__GIVEN PROBLEM__.
Arrange the lines from the start of the records through the line containing "- list-item-label: Podle druhu", inclusive, as a numbered list, leaving out any blank lines.

__PROVIDED ENTRIES__.
○ ○ ○ ○ ○ ○ ○
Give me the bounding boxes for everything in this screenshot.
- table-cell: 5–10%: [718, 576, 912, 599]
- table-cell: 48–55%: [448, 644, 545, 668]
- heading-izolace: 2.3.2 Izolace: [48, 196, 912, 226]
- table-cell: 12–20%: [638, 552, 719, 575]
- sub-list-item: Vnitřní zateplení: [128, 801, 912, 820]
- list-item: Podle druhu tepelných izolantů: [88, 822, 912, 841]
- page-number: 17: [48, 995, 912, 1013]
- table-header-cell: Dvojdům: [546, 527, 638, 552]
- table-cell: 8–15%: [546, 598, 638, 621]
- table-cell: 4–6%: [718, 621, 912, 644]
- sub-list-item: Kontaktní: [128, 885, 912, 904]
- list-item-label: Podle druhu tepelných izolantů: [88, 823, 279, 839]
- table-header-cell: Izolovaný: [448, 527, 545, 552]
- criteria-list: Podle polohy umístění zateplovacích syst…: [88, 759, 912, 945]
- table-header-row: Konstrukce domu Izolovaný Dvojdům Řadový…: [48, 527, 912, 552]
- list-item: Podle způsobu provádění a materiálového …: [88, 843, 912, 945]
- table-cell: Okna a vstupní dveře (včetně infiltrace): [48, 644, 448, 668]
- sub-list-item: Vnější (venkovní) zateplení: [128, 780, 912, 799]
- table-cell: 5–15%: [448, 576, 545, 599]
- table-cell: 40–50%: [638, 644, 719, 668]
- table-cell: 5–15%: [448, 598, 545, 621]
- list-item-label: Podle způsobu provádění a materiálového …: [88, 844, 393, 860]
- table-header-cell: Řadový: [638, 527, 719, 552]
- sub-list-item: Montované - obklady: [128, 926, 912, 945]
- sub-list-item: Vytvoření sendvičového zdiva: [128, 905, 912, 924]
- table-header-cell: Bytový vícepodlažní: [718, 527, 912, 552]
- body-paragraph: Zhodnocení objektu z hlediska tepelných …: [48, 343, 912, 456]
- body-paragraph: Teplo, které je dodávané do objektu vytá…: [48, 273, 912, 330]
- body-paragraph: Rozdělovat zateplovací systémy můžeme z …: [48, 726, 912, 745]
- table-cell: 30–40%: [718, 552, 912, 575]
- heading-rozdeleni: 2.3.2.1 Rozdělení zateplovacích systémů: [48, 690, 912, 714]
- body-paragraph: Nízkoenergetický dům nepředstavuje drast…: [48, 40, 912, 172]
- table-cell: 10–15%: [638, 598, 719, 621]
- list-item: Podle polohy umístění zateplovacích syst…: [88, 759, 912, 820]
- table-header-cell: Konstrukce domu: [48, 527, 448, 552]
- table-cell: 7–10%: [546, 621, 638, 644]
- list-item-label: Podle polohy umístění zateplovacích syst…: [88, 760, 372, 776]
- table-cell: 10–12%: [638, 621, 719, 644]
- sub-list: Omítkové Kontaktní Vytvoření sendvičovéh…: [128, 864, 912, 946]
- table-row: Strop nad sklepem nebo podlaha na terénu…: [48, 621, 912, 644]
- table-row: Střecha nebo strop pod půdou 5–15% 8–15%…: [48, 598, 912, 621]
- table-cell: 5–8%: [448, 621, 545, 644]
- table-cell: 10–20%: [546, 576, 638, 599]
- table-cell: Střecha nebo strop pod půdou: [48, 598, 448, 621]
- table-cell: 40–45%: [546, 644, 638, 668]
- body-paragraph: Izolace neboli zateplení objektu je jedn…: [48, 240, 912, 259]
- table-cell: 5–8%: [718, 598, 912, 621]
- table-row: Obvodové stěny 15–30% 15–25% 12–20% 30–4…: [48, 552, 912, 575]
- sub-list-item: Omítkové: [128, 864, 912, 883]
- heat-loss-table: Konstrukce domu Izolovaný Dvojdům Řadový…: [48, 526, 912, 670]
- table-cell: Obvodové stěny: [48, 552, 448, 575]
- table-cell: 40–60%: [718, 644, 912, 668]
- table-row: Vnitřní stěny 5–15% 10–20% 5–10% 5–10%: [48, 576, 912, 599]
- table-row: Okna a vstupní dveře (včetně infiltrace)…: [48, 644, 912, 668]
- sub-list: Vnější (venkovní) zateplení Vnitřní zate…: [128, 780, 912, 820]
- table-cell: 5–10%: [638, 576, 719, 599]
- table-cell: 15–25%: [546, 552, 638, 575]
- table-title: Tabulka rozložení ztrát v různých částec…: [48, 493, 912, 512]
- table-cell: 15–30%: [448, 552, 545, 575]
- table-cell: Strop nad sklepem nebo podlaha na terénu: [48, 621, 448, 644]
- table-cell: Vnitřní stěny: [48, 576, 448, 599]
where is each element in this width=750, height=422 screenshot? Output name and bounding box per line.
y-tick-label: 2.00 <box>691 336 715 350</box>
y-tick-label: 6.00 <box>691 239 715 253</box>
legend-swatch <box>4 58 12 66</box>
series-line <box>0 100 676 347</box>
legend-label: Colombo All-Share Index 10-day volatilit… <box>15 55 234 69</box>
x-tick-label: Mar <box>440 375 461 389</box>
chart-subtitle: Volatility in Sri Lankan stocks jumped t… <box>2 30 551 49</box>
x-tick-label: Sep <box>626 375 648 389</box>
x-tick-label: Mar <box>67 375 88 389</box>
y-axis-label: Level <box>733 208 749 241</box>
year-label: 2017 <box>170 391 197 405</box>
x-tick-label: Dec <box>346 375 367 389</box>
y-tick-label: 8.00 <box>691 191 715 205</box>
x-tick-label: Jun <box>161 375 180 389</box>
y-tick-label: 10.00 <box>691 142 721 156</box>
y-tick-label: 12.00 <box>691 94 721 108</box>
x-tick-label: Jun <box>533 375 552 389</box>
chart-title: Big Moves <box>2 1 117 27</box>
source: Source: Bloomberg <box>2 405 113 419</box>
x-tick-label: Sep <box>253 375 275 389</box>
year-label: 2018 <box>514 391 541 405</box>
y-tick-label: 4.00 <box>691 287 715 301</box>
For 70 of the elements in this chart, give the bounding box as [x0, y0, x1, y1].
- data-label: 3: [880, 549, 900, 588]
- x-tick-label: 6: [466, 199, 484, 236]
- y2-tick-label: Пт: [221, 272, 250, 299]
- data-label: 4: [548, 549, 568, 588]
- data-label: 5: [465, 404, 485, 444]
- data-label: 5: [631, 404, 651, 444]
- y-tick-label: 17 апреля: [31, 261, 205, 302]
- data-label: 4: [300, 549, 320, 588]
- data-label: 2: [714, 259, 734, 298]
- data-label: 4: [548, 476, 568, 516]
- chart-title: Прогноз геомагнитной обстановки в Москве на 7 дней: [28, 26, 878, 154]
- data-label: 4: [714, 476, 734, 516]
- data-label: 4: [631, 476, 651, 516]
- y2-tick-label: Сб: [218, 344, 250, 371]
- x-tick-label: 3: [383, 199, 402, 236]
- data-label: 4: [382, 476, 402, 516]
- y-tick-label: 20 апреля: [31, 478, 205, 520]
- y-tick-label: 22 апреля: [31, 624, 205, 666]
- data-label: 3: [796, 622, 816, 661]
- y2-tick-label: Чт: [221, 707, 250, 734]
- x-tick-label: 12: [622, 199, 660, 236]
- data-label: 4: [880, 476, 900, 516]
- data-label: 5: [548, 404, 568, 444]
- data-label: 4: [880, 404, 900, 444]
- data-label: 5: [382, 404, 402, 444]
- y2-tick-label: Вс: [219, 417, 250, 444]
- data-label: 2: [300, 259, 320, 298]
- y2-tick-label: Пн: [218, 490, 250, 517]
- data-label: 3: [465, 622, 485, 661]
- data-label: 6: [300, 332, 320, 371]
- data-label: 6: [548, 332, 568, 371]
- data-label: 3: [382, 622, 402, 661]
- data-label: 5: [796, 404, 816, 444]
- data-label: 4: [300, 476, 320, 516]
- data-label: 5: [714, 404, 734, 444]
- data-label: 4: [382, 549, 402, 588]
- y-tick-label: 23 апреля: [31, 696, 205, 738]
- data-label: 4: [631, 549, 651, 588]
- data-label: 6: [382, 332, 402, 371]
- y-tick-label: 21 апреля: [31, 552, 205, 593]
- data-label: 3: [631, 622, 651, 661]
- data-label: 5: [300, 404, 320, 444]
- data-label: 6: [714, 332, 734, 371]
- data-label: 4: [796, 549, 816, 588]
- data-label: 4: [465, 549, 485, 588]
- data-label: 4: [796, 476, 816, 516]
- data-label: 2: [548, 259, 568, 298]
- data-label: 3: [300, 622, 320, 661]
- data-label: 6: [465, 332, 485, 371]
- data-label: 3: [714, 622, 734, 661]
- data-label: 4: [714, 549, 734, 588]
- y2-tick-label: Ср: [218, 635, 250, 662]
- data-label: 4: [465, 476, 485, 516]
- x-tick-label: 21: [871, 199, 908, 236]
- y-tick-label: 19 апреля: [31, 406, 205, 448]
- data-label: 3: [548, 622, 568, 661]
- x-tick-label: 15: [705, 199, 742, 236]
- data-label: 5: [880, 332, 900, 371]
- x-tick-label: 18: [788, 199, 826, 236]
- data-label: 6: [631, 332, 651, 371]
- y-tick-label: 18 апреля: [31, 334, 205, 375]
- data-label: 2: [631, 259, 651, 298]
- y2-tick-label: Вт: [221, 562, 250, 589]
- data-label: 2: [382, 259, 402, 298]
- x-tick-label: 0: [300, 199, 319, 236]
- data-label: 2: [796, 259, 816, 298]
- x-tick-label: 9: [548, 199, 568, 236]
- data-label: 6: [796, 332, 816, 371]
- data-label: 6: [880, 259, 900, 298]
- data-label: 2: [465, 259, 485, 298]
○ ○ ○ ○ ○ ○ ○
__RESULT FOR THIS TASK__.
1. Give me the bounding boxes for everything in this screenshot.
2. - table-cell: 5–10%: [718, 576, 912, 599]
3. - table-cell: 48–55%: [448, 644, 545, 668]
4. - heading-izolace: 2.3.2 Izolace: [48, 196, 912, 226]
5. - table-cell: 12–20%: [638, 552, 719, 575]
6. - sub-list-item: Vnitřní zateplení: [128, 801, 912, 820]
7. - list-item: Podle druhu tepelných izolantů: [88, 822, 912, 841]
8. - page-number: 17: [48, 995, 912, 1013]
9. - table-header-cell: Dvojdům: [546, 527, 638, 552]
10. - table-cell: 8–15%: [546, 598, 638, 621]
11. - table-cell: 4–6%: [718, 621, 912, 644]
12. - sub-list-item: Kontaktní: [128, 885, 912, 904]
13. - list-item-label: Podle druhu tepelných izolantů: [88, 823, 279, 839]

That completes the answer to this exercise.